**AIM**
Print the data exactly as it is given, please.

**MATERIAL FOR THIS EXERCISE**
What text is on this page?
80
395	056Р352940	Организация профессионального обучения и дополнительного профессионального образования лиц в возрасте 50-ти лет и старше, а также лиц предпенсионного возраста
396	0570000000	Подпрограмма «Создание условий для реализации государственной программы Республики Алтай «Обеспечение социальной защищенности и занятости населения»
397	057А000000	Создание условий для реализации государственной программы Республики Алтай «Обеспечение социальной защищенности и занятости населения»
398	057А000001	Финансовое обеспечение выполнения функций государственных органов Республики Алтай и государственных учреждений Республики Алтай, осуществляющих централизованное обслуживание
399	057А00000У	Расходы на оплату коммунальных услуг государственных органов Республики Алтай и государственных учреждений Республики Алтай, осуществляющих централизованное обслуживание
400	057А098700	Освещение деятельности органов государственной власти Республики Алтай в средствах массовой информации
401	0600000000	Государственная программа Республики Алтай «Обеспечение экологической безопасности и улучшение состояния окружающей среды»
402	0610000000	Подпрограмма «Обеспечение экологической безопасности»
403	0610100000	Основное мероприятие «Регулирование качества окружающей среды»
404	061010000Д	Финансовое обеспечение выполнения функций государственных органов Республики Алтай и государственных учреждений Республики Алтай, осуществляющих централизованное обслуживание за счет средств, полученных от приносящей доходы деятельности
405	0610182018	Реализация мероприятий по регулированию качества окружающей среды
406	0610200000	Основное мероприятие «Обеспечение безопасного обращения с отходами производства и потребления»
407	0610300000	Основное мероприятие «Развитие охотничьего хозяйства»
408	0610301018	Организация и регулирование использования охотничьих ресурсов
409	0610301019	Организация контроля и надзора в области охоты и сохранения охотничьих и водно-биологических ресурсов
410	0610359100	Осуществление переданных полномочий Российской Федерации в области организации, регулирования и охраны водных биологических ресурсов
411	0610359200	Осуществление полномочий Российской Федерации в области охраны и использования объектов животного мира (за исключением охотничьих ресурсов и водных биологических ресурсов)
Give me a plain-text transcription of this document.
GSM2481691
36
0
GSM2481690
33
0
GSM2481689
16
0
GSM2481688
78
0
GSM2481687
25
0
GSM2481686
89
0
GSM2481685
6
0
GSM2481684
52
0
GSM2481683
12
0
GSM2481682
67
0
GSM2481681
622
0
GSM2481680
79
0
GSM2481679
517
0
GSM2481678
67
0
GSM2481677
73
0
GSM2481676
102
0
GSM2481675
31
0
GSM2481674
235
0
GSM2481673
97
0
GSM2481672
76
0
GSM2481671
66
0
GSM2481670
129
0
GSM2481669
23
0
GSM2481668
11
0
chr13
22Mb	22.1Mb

**WRITTEN RESPONSE**
What text is on this page?
80
395	056Р352940	Организация профессионального обучения и дополнительного профессионального образования лиц в возрасте 50-ти лет и старше, а также лиц предпенсионного возраста
396	0570000000	Подпрограмма «Создание условий для реализации государственной программы Республики Алтай «Обеспечение социальной защищенности и занятости населения»
397	057А000000	Создание условий для реализации государственной программы Республики Алтай «Обеспечение социальной защищенности и занятости населения»
398	057А000001	Финансовое обеспечение выполнения функций государственных органов Республики Алтай и государственных учреждений Республики Алтай, осуществляющих централизованное обслуживание
399	057А00000У	Расходы на оплату коммунальных услуг государственных органов Республики Алтай и государственных учреждений Республики Алтай, осуществляющих централизованное обслуживание
400	057А098700	Освещение деятельности органов государственной власти Республики Алтай в средствах массовой информации
401	0600000000	Государственная программа Республики Алтай «Обеспечение экологической безопасности и улучшение состояния окружающей среды»
402	0610000000	Подпрограмма «Обеспечение экологической безопасности»
403	0610100000	Основное мероприятие «Регулирование качества окружающей среды»
404	061010000Д	Финансовое обеспечение выполнения функций государственных органов Республики Алтай и государственных учреждений Республики Алтай, осуществляющих централизованное обслуживание за счет средств, полученных от приносящей доходы деятельности
405	0610182018	Реализация мероприятий по регулированию качества окружающей среды
406	0610200000	Основное мероприятие «Обеспечение безопасного обращения с отходами производства и потребления»
407	0610300000	Основное мероприятие «Развитие охотничьего хозяйства»
408	0610301018	Организация и регулирование использования охотничьих ресурсов
409	0610301019	Организация контроля и надзора в области охоты и сохранения охотничьих и водно-биологических ресурсов
410	0610359100	Осуществление переданных полномочий Российской Федерации в области организации, регулирования и охраны водных биологических ресурсов
411	0610359200	Осуществление полномочий Российской Федерации в области охраны и использования объектов животного мира (за исключением охотничьих ресурсов и водных биологических ресурсов)
Give me a plain-text transcription of this document.
GSM2481691
36
0
GSM2481690
33
0
GSM2481689
16
0
GSM2481688
78
0
GSM2481687
25
0
GSM2481686
89
0
GSM2481685
6
0
GSM2481684
52
0
GSM2481683
12
0
GSM2481682
67
0
GSM2481681
622
0
GSM2481680
79
0
GSM2481679
517
0
GSM2481678
67
0
GSM2481677
73
0
GSM2481676
102
0
GSM2481675
31
0
GSM2481674
235
0
GSM2481673
97
0
GSM2481672
76
0
GSM2481671
66
0
GSM2481670
129
0
GSM2481669
23
0
GSM2481668
11
0
chr13
22Mb	22.1Mb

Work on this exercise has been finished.